In the entries below, count every line with the string "size". State the count and nothing else.

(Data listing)
* START *

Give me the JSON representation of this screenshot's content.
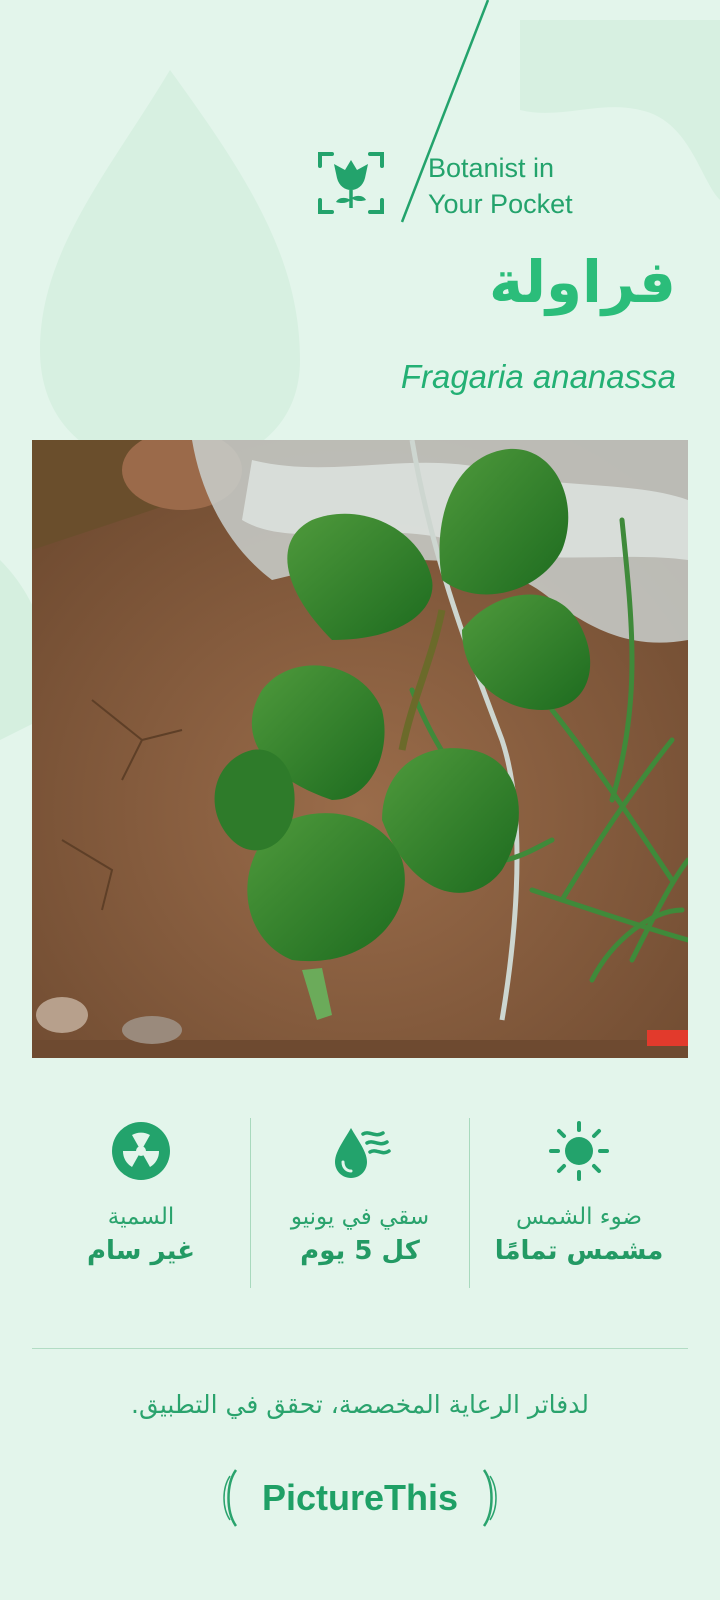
{
  "header": {
    "tagline": "Botanist in\nYour Pocket",
    "icon": "flower-scan-icon"
  },
  "plant": {
    "common_name": "فراولة",
    "scientific_name": "Fragaria ananassa"
  },
  "photo": {
    "subject": "strawberry-plant-photo"
  },
  "stats": [
    {
      "icon": "toxicity-icon",
      "label": "السمية",
      "value": "غير سام"
    },
    {
      "icon": "watering-icon",
      "label": "سقي في يونيو",
      "value": "كل 5 يوم"
    },
    {
      "icon": "sun-icon",
      "label": "ضوء الشمس",
      "value": "مشمس تمامًا"
    }
  ],
  "footer": {
    "note": "لدفاتر الرعاية المخصصة، تحقق في التطبيق.",
    "logo_text": "PictureThis"
  },
  "colors": {
    "background": "#e3f5eb",
    "accent": "#23b074"
  }
}
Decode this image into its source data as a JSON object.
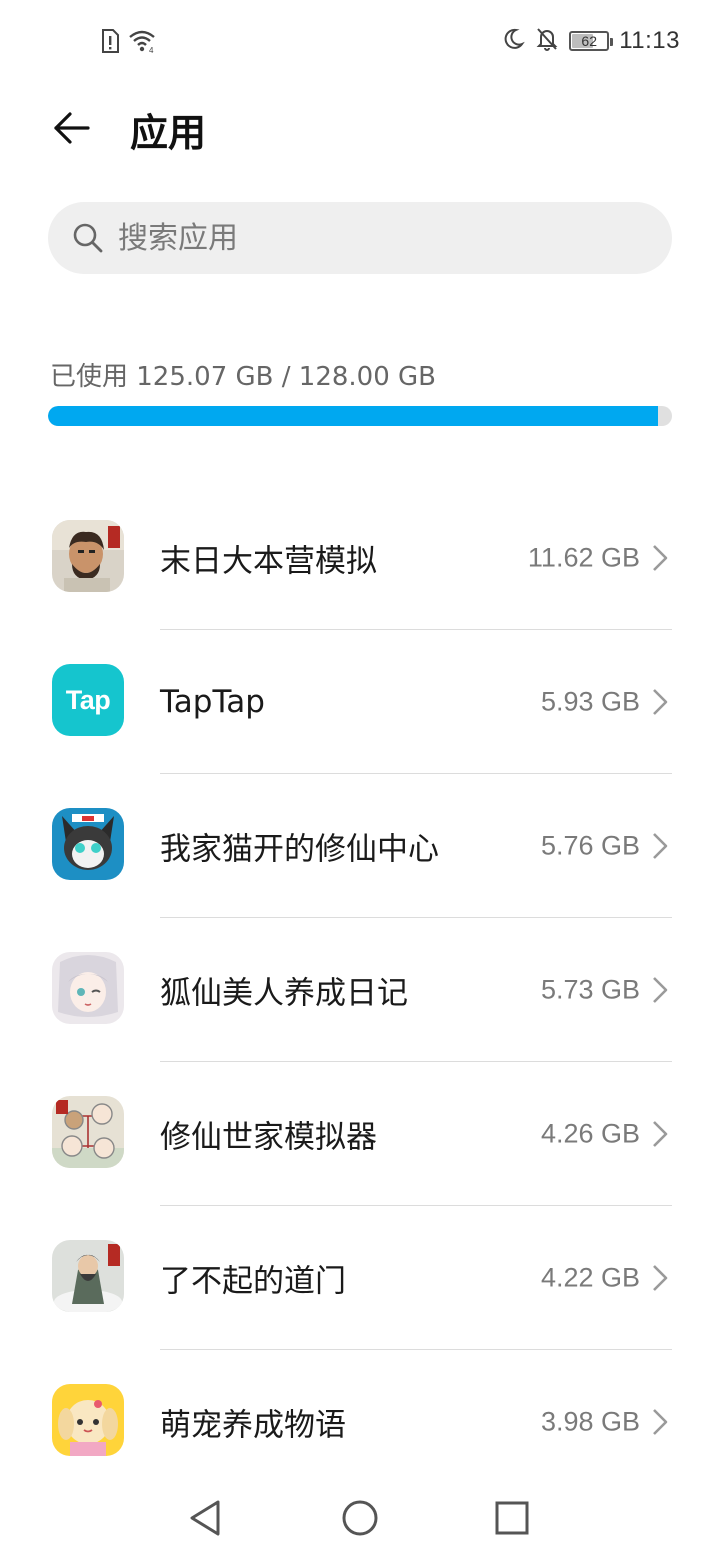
{
  "status_bar": {
    "time": "11:13",
    "battery_level": "62",
    "battery_percent": 62,
    "left_icons": [
      "sim-alert-icon",
      "wifi-icon"
    ],
    "right_icons": [
      "moon-icon",
      "bell-off-icon",
      "battery-icon"
    ]
  },
  "header": {
    "title": "应用",
    "back_icon": "arrow-left-icon"
  },
  "search": {
    "placeholder": "搜索应用",
    "icon": "search-icon"
  },
  "storage": {
    "label": "已使用 125.07 GB / 128.00 GB",
    "used_fraction": 0.977,
    "bar_color": "#00a8f0"
  },
  "apps": [
    {
      "name": "末日大本营模拟",
      "size": "11.62 GB",
      "icon": "doomsday-base-app-icon"
    },
    {
      "name": "TapTap",
      "size": "5.93 GB",
      "icon": "taptap-app-icon",
      "icon_text": "Tap"
    },
    {
      "name": "我家猫开的修仙中心",
      "size": "5.76 GB",
      "icon": "cat-cultivation-app-icon"
    },
    {
      "name": "狐仙美人养成日记",
      "size": "5.73 GB",
      "icon": "fox-fairy-app-icon"
    },
    {
      "name": "修仙世家模拟器",
      "size": "4.26 GB",
      "icon": "cultivation-family-app-icon"
    },
    {
      "name": "了不起的道门",
      "size": "4.22 GB",
      "icon": "taoist-sect-app-icon"
    },
    {
      "name": "萌宠养成物语",
      "size": "3.98 GB",
      "icon": "cute-pet-app-icon"
    }
  ],
  "nav_bar": {
    "buttons": [
      "back-triangle-icon",
      "home-circle-icon",
      "recents-square-icon"
    ]
  },
  "colors": {
    "accent": "#00a8f0",
    "taptap": "#15c5ce"
  }
}
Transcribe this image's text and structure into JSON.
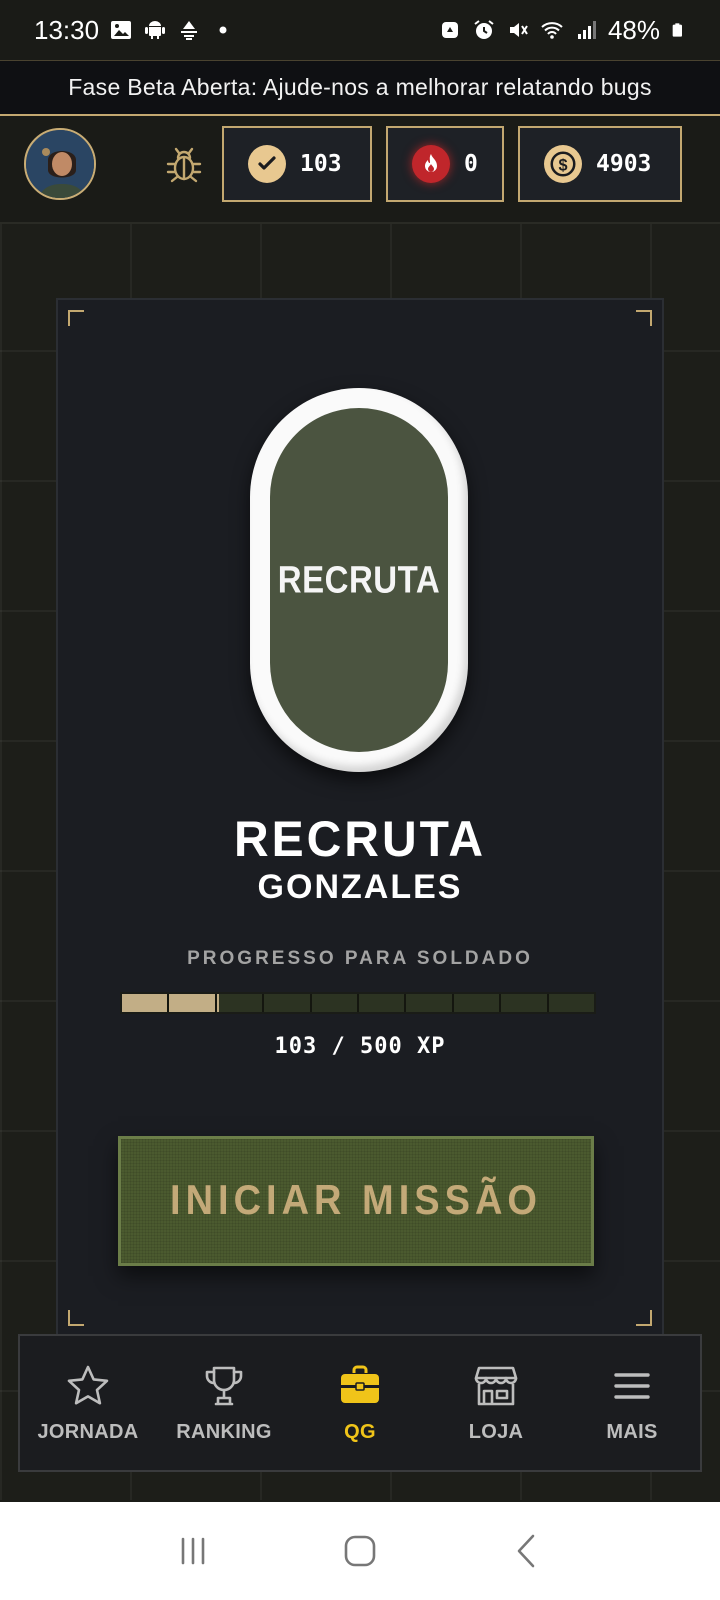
{
  "status_bar": {
    "time": "13:30",
    "battery": "48%"
  },
  "beta_banner": {
    "text": "Fase Beta Aberta: Ajude-nos a melhorar relatando bugs"
  },
  "header": {
    "avatar_icon": "avatar",
    "bug_icon": "bug-icon",
    "stats": {
      "missions": "103",
      "streak": "0",
      "coins": "4903"
    }
  },
  "card": {
    "badge_label": "RECRUTA",
    "rank_title": "RECRUTA",
    "player_name": "GONZALES",
    "progress_label": "PROGRESSO PARA SOLDADO",
    "xp_text": "103 / 500 XP",
    "xp_progress": 0.206,
    "progress_segments": 10,
    "mission_button": "INICIAR MISSÃO"
  },
  "nav": {
    "items": [
      {
        "label": "JORNADA",
        "icon": "star-icon"
      },
      {
        "label": "RANKING",
        "icon": "trophy-icon"
      },
      {
        "label": "QG",
        "icon": "briefcase-icon"
      },
      {
        "label": "LOJA",
        "icon": "store-icon"
      },
      {
        "label": "MAIS",
        "icon": "menu-icon"
      }
    ],
    "active": "QG"
  },
  "colors": {
    "accent_gold": "#c3a870",
    "active_nav": "#f0c419",
    "badge_green": "#4b5440",
    "button_green": "#4b5a2f"
  }
}
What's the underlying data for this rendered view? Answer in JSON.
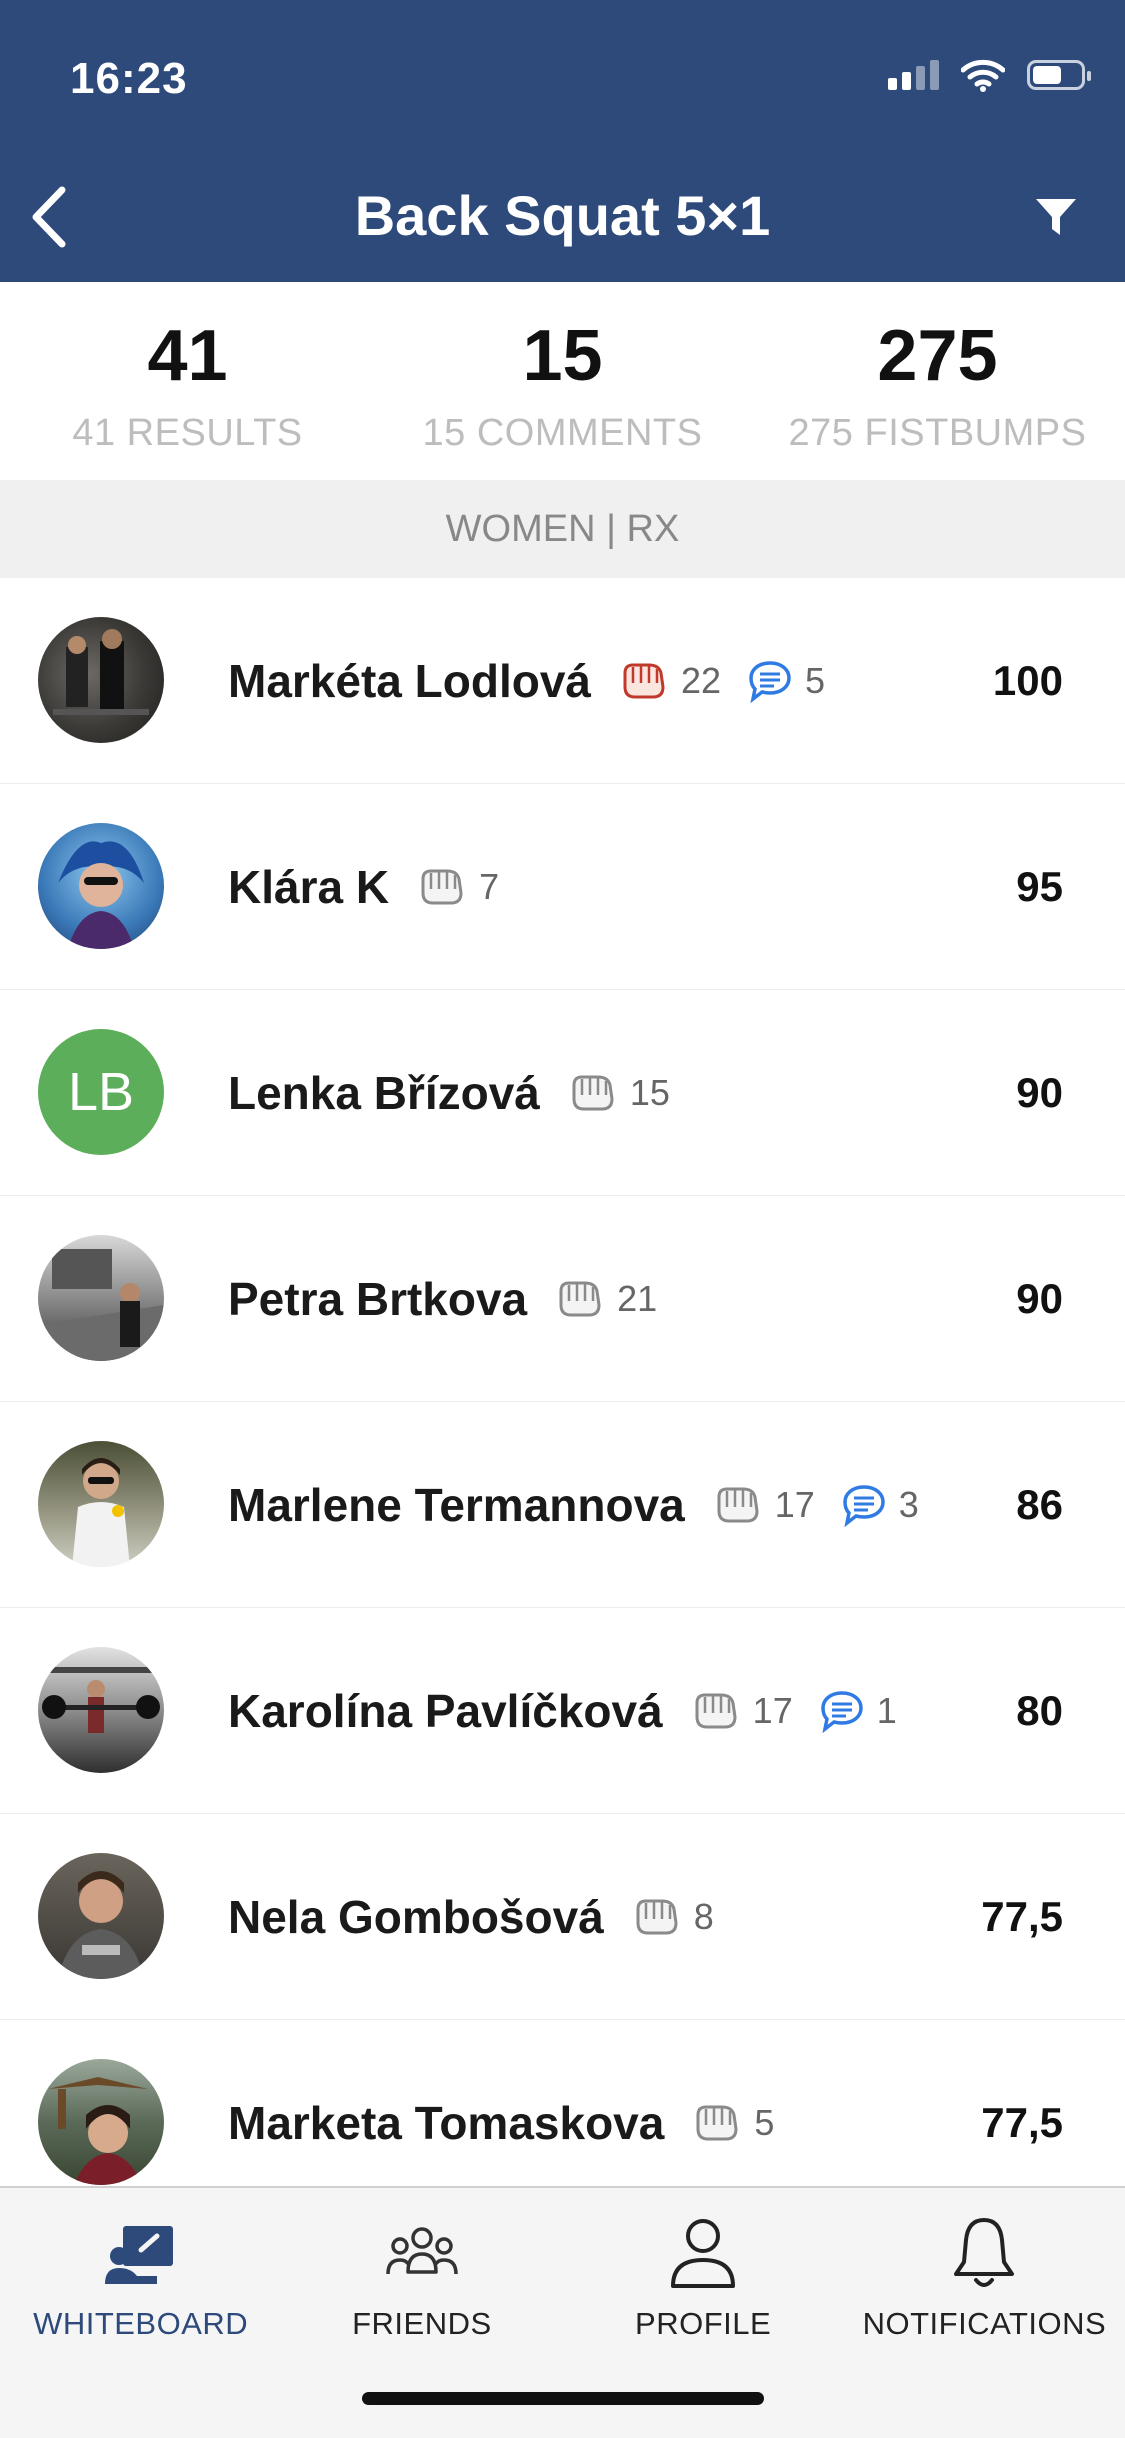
{
  "status_bar": {
    "time": "16:23"
  },
  "header": {
    "title": "Back Squat 5×1",
    "accent_color": "#2d4a7b"
  },
  "stats": [
    {
      "value": "41",
      "label": "41 RESULTS"
    },
    {
      "value": "15",
      "label": "15 COMMENTS"
    },
    {
      "value": "275",
      "label": "275 FISTBUMPS"
    }
  ],
  "section": {
    "label": "WOMEN | RX"
  },
  "results": [
    {
      "name": "Markéta Lodlová",
      "fistbumps": "22",
      "comments": "5",
      "score": "100",
      "fistbumped": true
    },
    {
      "name": "Klára K",
      "fistbumps": "7",
      "comments": null,
      "score": "95",
      "fistbumped": false
    },
    {
      "name": "Lenka Břízová",
      "fistbumps": "15",
      "comments": null,
      "score": "90",
      "initials": "LB",
      "fistbumped": false
    },
    {
      "name": "Petra Brtkova",
      "fistbumps": "21",
      "comments": null,
      "score": "90",
      "fistbumped": false
    },
    {
      "name": "Marlene Termannova",
      "fistbumps": "17",
      "comments": "3",
      "score": "86",
      "fistbumped": false
    },
    {
      "name": "Karolína Pavlíčková",
      "fistbumps": "17",
      "comments": "1",
      "score": "80",
      "fistbumped": false
    },
    {
      "name": "Nela Gombošová",
      "fistbumps": "8",
      "comments": null,
      "score": "77,5",
      "fistbumped": false
    },
    {
      "name": "Marketa Tomaskova",
      "fistbumps": "5",
      "comments": null,
      "score": "77,5",
      "fistbumped": false
    }
  ],
  "nav": [
    {
      "label": "WHITEBOARD",
      "icon": "whiteboard-icon",
      "active": true
    },
    {
      "label": "FRIENDS",
      "icon": "friends-icon",
      "active": false
    },
    {
      "label": "PROFILE",
      "icon": "profile-icon",
      "active": false
    },
    {
      "label": "NOTIFICATIONS",
      "icon": "bell-icon",
      "active": false
    }
  ]
}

* END *

Result below – 7